# TASK DESCRIPTION:
Tally up the lines where the string "true" appears; reply with the number only.

═══ RECORDS FOR THE EXERCISE ═══

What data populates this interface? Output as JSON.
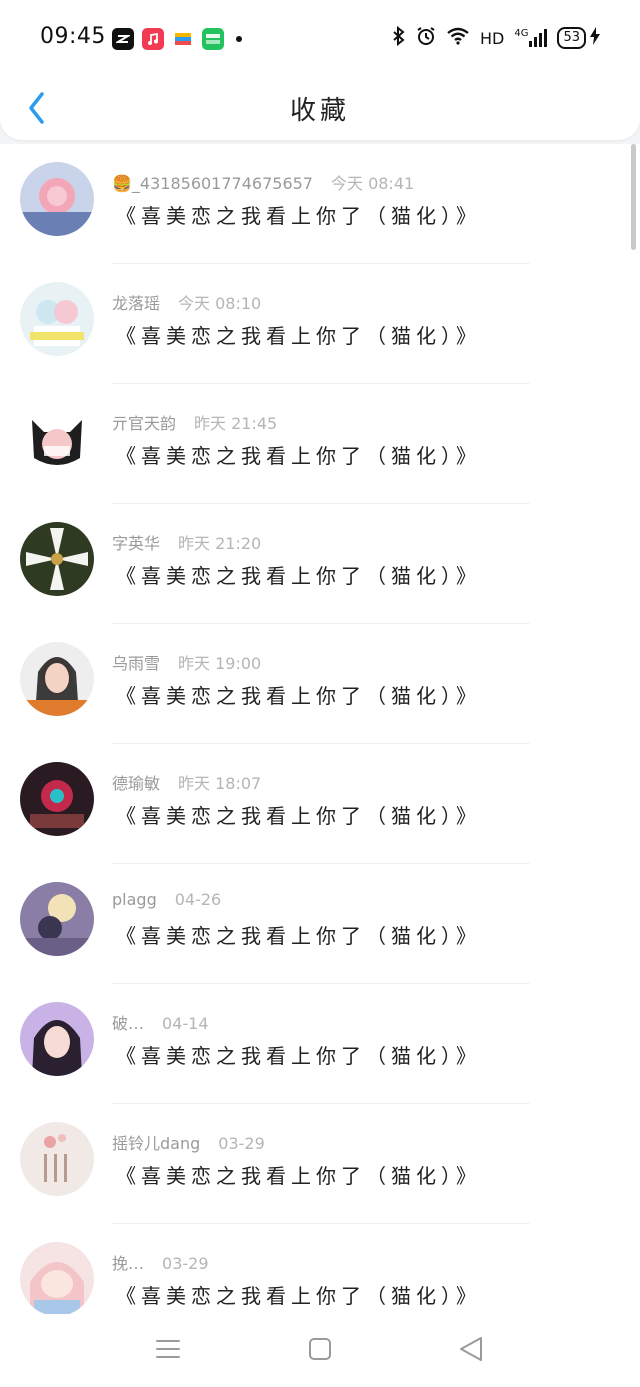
{
  "status": {
    "time": "09:45",
    "network": "HD",
    "network_gen": "4G",
    "battery": "53",
    "icons": [
      "capcut-icon",
      "music-icon",
      "wallet-icon",
      "iqiyi-icon",
      "bluetooth-icon",
      "alarm-icon",
      "wifi-icon",
      "signal-icon",
      "charging-icon"
    ]
  },
  "header": {
    "title": "收藏",
    "back_icon": "chevron-left-icon"
  },
  "colors": {
    "accent": "#2d9bf0",
    "text": "#222222",
    "meta": "#9a9a9a"
  },
  "items": [
    {
      "user": "🍔_43185601774675657",
      "time": "今天 08:41",
      "title": "《喜美恋之我看上你了（猫化）》"
    },
    {
      "user": "龙落瑶",
      "time": "今天 08:10",
      "title": "《喜美恋之我看上你了（猫化）》"
    },
    {
      "user": "亓官天韵",
      "time": "昨天 21:45",
      "title": "《喜美恋之我看上你了（猫化）》"
    },
    {
      "user": "字英华",
      "time": "昨天 21:20",
      "title": "《喜美恋之我看上你了（猫化）》"
    },
    {
      "user": "乌雨雪",
      "time": "昨天 19:00",
      "title": "《喜美恋之我看上你了（猫化）》"
    },
    {
      "user": "德瑜敏",
      "time": "昨天 18:07",
      "title": "《喜美恋之我看上你了（猫化）》"
    },
    {
      "user": "plagg",
      "time": "04-26",
      "title": "《喜美恋之我看上你了（猫化）》"
    },
    {
      "user": "破…",
      "time": "04-14",
      "title": "《喜美恋之我看上你了（猫化）》"
    },
    {
      "user": "摇铃儿dang",
      "time": "03-29",
      "title": "《喜美恋之我看上你了（猫化）》"
    },
    {
      "user": "挽…",
      "time": "03-29",
      "title": "《喜美恋之我看上你了（猫化）》"
    }
  ],
  "nav": {
    "icons": [
      "menu-icon",
      "home-square-icon",
      "back-triangle-icon"
    ]
  }
}
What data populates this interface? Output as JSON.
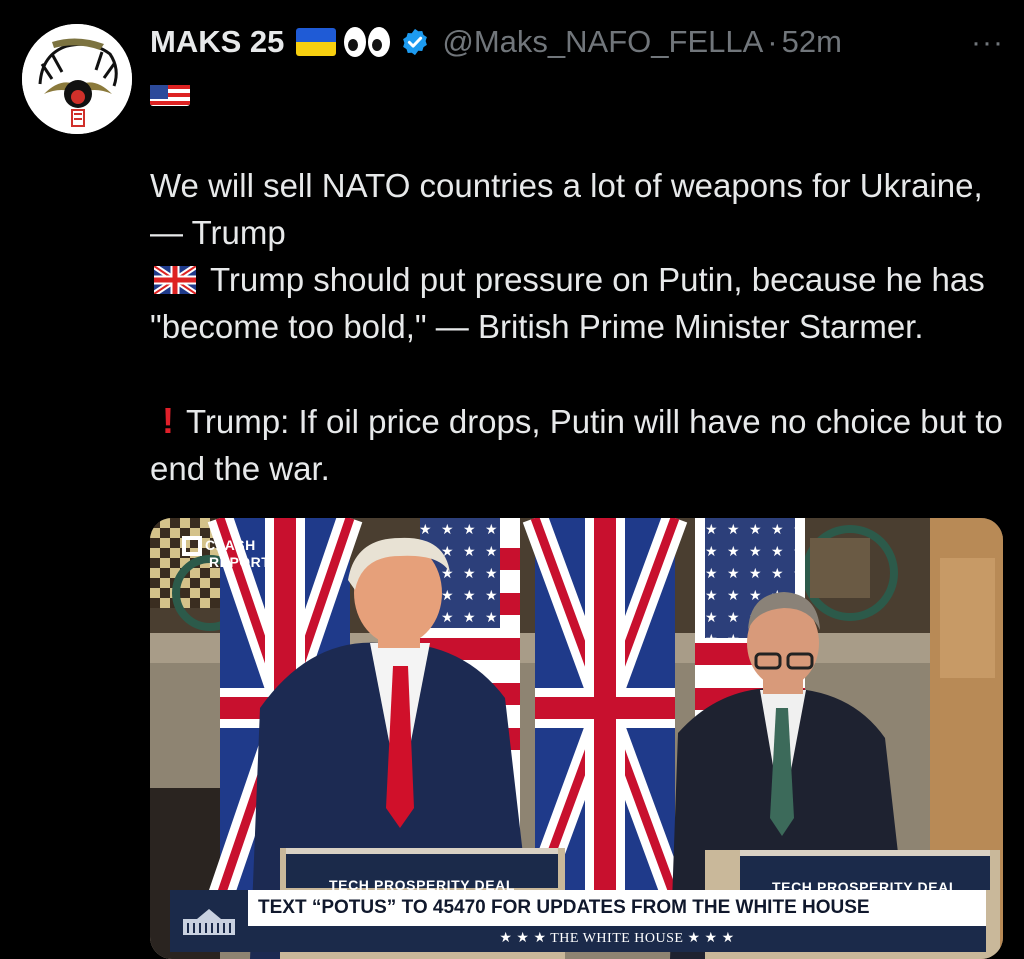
{
  "post": {
    "author": {
      "display_name": "MAKS 25",
      "handle": "@Maks_NAFO_FELLA",
      "time": "52m",
      "badges": [
        "ukraine-flag",
        "eyes",
        "verified-badge"
      ]
    },
    "more_label": "···",
    "paragraphs": [
      {
        "icons": [
          "us-flag",
          "ukraine-flag"
        ],
        "text": "We will sell NATO countries a lot of weapons for Ukraine, — Trump"
      },
      {
        "icons": [
          "uk-flag"
        ],
        "text": "Trump should put pressure on Putin, because he has \"become too bold,\" — British Prime Minister Starmer."
      },
      {
        "icons": [
          "red-exclamation"
        ],
        "text": "Trump: If oil price drops, Putin will have no choice but to end the war."
      }
    ],
    "media": {
      "watermark_line1": "CLASH",
      "watermark_line2": "REPORT",
      "podium_left": "TECH PROSPERITY DEAL",
      "podium_right": "TECH PROSPERITY DEAL",
      "banner_text": "TEXT “POTUS” TO 45470 FOR UPDATES FROM THE WHITE HOUSE",
      "banner_sub": "★ ★ ★   THE WHITE HOUSE   ★ ★ ★"
    }
  },
  "colors": {
    "background": "#000000",
    "text": "#e7e9ea",
    "secondary": "#71767b",
    "verified": "#1d9bf0"
  }
}
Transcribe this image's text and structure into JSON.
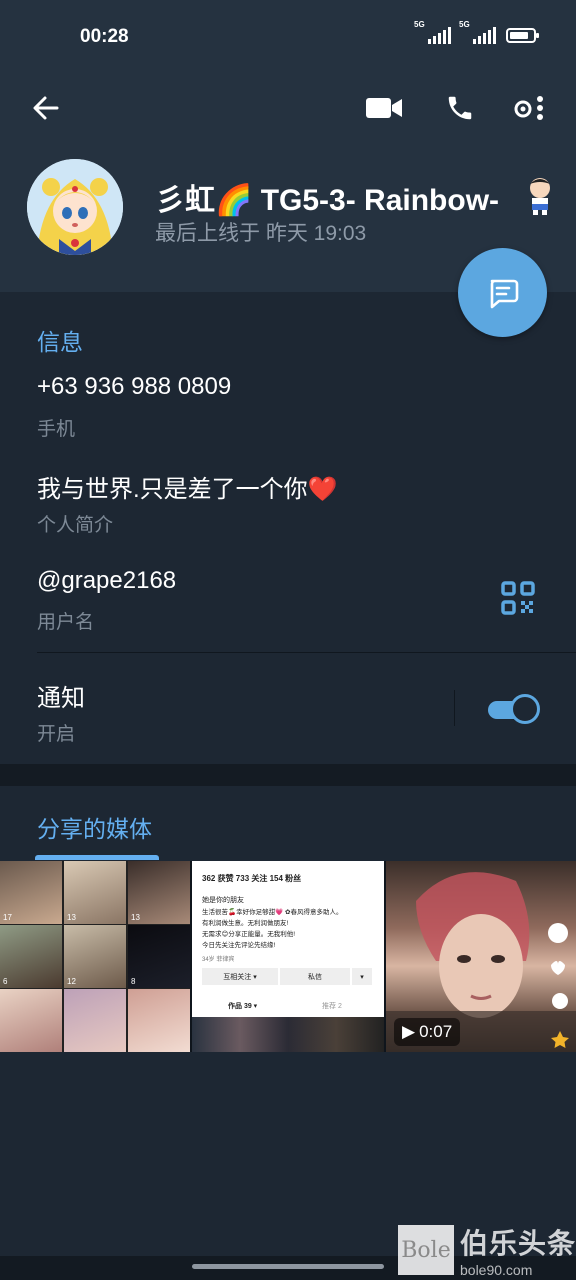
{
  "status_bar": {
    "time": "00:28",
    "signal1_label": "5G",
    "signal2_label": "5G"
  },
  "header": {
    "name": "彡虹🌈   TG5-3- Rainbow-",
    "last_seen": "最后上线于 昨天 19:03"
  },
  "info": {
    "section_title": "信息",
    "phone_value": "+63 936 988 0809",
    "phone_label": "手机",
    "bio_value": "我与世界.只是差了一个你❤️",
    "bio_label": "个人简介",
    "username_value": "@grape2168",
    "username_label": "用户名",
    "notify_title": "通知",
    "notify_state": "开启",
    "notify_enabled": true
  },
  "media": {
    "section_title": "分享的媒体",
    "grid_counts": [
      "17",
      "13",
      "13",
      "6",
      "12",
      "8"
    ],
    "profile_card": {
      "stats": "362 获赞   733 关注   154 粉丝",
      "nickname": "她是你的朋友",
      "bio_lines": [
        "生活很苦🍒幸好你足够甜💗 ✿春风得意多助人。",
        "有利润做生意。无利润做朋友!",
        "无需求😊分享正能量。无我利他!",
        "今日先关注先评论先结缘!"
      ],
      "tags": "34岁  菲律宾",
      "follow_btn": "互相关注 ▾",
      "msg_btn": "私信",
      "works_tab": "作品 39 ▾",
      "recommend_tab": "推荐 2"
    },
    "video_duration": "0:07"
  },
  "watermark": {
    "logo": "Bole",
    "name": "伯乐头条",
    "url": "bole90.com"
  },
  "colors": {
    "background": "#1d2733",
    "header": "#253240",
    "accent": "#64aff0",
    "fab": "#5ca7e0",
    "secondary_text": "#7d8996"
  }
}
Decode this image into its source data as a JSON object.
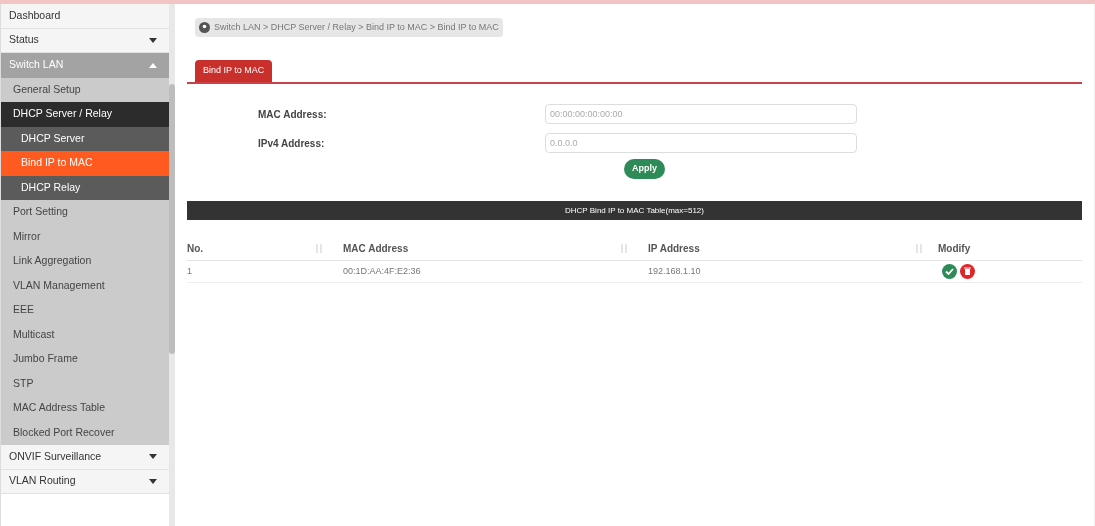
{
  "sidebar": {
    "items": [
      {
        "label": "Dashboard",
        "selected": false
      },
      {
        "label": "Status",
        "selected": false,
        "expanded": false
      },
      {
        "label": "Switch LAN",
        "selected": false,
        "expanded": true,
        "children": [
          {
            "label": "General Setup",
            "selected": false
          },
          {
            "label": "DHCP Server / Relay",
            "selected": false,
            "children": [
              {
                "label": "DHCP Server",
                "selected": false
              },
              {
                "label": "Bind IP to MAC",
                "selected": true
              },
              {
                "label": "DHCP Relay",
                "selected": false
              }
            ]
          },
          {
            "label": "Port Setting",
            "selected": false
          },
          {
            "label": "Mirror",
            "selected": false
          },
          {
            "label": "Link Aggregation",
            "selected": false
          },
          {
            "label": "VLAN Management",
            "selected": false
          },
          {
            "label": "EEE",
            "selected": false
          },
          {
            "label": "Multicast",
            "selected": false
          },
          {
            "label": "Jumbo Frame",
            "selected": false
          },
          {
            "label": "STP",
            "selected": false
          },
          {
            "label": "MAC Address Table",
            "selected": false
          },
          {
            "label": "Blocked Port Recover",
            "selected": false
          }
        ]
      },
      {
        "label": "ONVIF Surveillance",
        "selected": false,
        "expanded": false
      },
      {
        "label": "VLAN Routing",
        "selected": false,
        "expanded": false
      }
    ]
  },
  "breadcrumb": "Switch LAN > DHCP Server / Relay > Bind IP to MAC  > Bind IP to MAC",
  "tabs": [
    {
      "label": "Bind IP to MAC",
      "selected": true
    }
  ],
  "form": {
    "fields": [
      {
        "label": "MAC Address:",
        "placeholder": "00:00:00:00:00:00"
      },
      {
        "label": "IPv4 Address:",
        "placeholder": "0.0.0.0"
      }
    ],
    "apply": "Apply"
  },
  "table": {
    "title": "DHCP Bind IP to MAC Table(max=512)",
    "columns": [
      "No.",
      "MAC Address",
      "IP Address",
      "Modify"
    ],
    "rows": [
      [
        "1",
        "00:1D:AA:4F:E2:36",
        "192.168.1.10"
      ]
    ]
  }
}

═══

# THE OUTPUT:
4